Retype the lines below verbatim, beginning with the line that contains "tpo-mean-cell: 32: [174, 55, 188, 70]" and continuing through the line that contains "weight-cell: 8.0%: [479, 161, 507, 176]", both included.
-- start of Source material --
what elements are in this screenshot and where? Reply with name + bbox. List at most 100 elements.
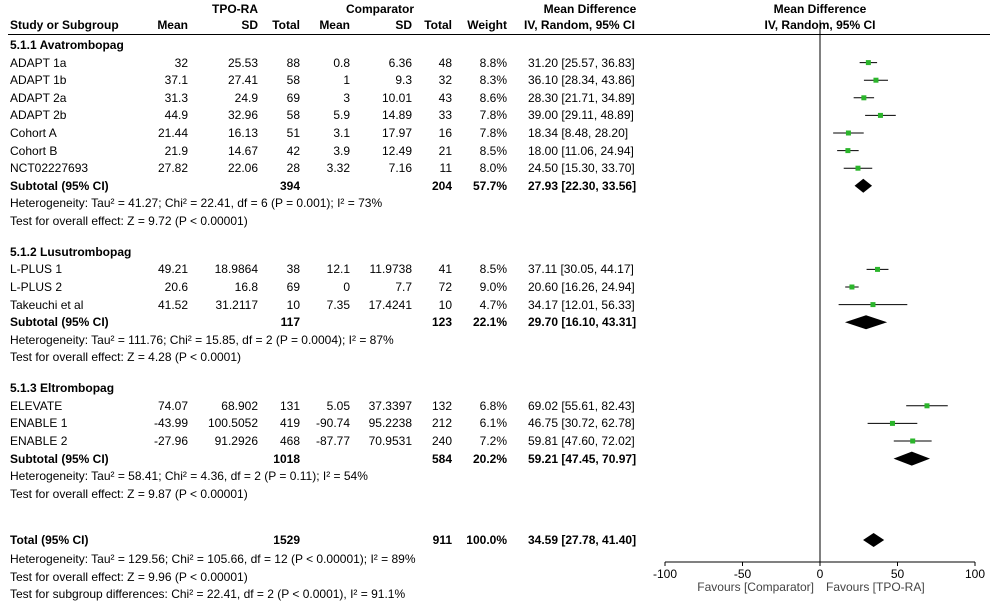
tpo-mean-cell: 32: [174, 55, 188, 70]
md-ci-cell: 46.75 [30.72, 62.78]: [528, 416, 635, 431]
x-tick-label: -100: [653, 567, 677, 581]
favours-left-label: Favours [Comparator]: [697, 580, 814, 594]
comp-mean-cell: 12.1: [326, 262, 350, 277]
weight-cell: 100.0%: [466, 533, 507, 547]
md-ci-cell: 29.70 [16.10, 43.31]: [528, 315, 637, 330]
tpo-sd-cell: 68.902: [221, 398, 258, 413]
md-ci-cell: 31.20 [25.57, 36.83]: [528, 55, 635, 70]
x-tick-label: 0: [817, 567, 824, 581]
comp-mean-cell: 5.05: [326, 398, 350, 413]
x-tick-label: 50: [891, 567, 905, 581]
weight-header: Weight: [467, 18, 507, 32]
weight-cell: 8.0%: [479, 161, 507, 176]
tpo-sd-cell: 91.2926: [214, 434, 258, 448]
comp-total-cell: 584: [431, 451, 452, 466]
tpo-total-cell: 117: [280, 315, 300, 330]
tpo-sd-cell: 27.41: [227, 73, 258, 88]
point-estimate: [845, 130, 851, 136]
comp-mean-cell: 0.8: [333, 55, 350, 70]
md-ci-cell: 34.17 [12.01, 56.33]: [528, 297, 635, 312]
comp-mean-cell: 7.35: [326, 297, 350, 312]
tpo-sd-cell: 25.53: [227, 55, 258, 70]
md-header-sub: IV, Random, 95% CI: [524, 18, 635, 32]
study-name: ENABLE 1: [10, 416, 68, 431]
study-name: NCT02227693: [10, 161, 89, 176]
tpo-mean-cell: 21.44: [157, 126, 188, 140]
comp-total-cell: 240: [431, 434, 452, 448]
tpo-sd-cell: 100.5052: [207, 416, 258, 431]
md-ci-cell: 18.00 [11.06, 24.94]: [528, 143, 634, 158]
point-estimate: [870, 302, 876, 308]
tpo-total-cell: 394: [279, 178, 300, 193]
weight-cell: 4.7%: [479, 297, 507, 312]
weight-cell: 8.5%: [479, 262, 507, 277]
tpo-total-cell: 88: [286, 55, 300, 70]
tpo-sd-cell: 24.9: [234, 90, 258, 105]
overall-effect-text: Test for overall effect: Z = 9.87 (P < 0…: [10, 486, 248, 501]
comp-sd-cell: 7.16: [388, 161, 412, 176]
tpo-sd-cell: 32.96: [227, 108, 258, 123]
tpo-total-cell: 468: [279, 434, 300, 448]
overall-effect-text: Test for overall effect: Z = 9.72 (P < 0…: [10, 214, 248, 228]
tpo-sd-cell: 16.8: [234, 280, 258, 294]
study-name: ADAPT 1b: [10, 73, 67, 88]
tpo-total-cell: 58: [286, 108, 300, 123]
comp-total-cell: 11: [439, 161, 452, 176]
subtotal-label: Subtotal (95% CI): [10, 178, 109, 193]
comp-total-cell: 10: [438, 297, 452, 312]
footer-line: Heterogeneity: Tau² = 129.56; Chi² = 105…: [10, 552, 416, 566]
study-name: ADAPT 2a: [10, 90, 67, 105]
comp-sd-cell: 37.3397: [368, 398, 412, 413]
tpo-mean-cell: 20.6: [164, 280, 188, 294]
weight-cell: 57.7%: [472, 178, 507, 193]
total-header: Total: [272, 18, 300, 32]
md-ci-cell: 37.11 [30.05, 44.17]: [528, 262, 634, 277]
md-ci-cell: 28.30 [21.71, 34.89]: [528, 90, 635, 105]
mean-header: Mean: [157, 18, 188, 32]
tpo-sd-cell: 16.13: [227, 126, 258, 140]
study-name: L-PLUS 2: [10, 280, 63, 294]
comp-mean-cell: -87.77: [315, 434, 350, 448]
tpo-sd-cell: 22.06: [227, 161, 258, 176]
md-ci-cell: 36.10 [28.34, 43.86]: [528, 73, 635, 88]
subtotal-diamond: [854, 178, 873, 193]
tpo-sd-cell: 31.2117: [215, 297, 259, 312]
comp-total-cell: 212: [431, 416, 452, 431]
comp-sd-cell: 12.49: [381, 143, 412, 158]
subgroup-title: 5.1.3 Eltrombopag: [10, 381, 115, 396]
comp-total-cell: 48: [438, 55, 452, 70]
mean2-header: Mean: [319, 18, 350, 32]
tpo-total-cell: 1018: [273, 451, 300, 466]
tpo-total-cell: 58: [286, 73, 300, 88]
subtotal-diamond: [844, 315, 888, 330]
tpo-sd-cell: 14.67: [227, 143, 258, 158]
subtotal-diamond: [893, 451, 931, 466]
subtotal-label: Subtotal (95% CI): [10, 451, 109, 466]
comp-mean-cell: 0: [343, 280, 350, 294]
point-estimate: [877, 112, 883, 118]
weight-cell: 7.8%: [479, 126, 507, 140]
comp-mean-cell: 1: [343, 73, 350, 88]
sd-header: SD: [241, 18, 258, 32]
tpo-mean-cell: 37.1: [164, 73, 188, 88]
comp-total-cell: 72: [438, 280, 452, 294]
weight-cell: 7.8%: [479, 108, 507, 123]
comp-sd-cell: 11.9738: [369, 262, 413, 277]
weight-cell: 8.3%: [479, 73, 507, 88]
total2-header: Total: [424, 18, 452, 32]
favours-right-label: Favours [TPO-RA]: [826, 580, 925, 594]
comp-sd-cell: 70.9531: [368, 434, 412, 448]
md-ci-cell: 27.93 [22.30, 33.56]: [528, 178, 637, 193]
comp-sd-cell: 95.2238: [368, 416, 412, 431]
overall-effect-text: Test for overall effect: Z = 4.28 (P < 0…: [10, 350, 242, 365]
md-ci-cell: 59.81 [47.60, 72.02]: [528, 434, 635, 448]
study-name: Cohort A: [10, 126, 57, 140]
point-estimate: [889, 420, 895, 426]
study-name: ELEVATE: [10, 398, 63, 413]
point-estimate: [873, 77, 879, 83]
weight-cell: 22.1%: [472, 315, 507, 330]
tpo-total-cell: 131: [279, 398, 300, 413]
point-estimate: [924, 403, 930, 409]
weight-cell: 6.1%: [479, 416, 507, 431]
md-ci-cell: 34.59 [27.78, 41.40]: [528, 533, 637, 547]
-- end of Source material --
*Written solution:*
tpo-mean-cell: 32: [174, 55, 188, 70]
md-ci-cell: 46.75 [30.72, 62.78]: [528, 416, 635, 431]
x-tick-label: -100: [653, 567, 677, 581]
favours-left-label: Favours [Comparator]: [697, 580, 814, 594]
comp-mean-cell: 12.1: [326, 262, 350, 277]
weight-cell: 100.0%: [466, 533, 507, 547]
md-ci-cell: 29.70 [16.10, 43.31]: [528, 315, 637, 330]
tpo-sd-cell: 68.902: [221, 398, 258, 413]
md-ci-cell: 31.20 [25.57, 36.83]: [528, 55, 635, 70]
x-tick-label: 0: [817, 567, 824, 581]
comp-mean-cell: 5.05: [326, 398, 350, 413]
x-tick-label: 50: [891, 567, 905, 581]
weight-header: Weight: [467, 18, 507, 32]
weight-cell: 8.0%: [479, 161, 507, 176]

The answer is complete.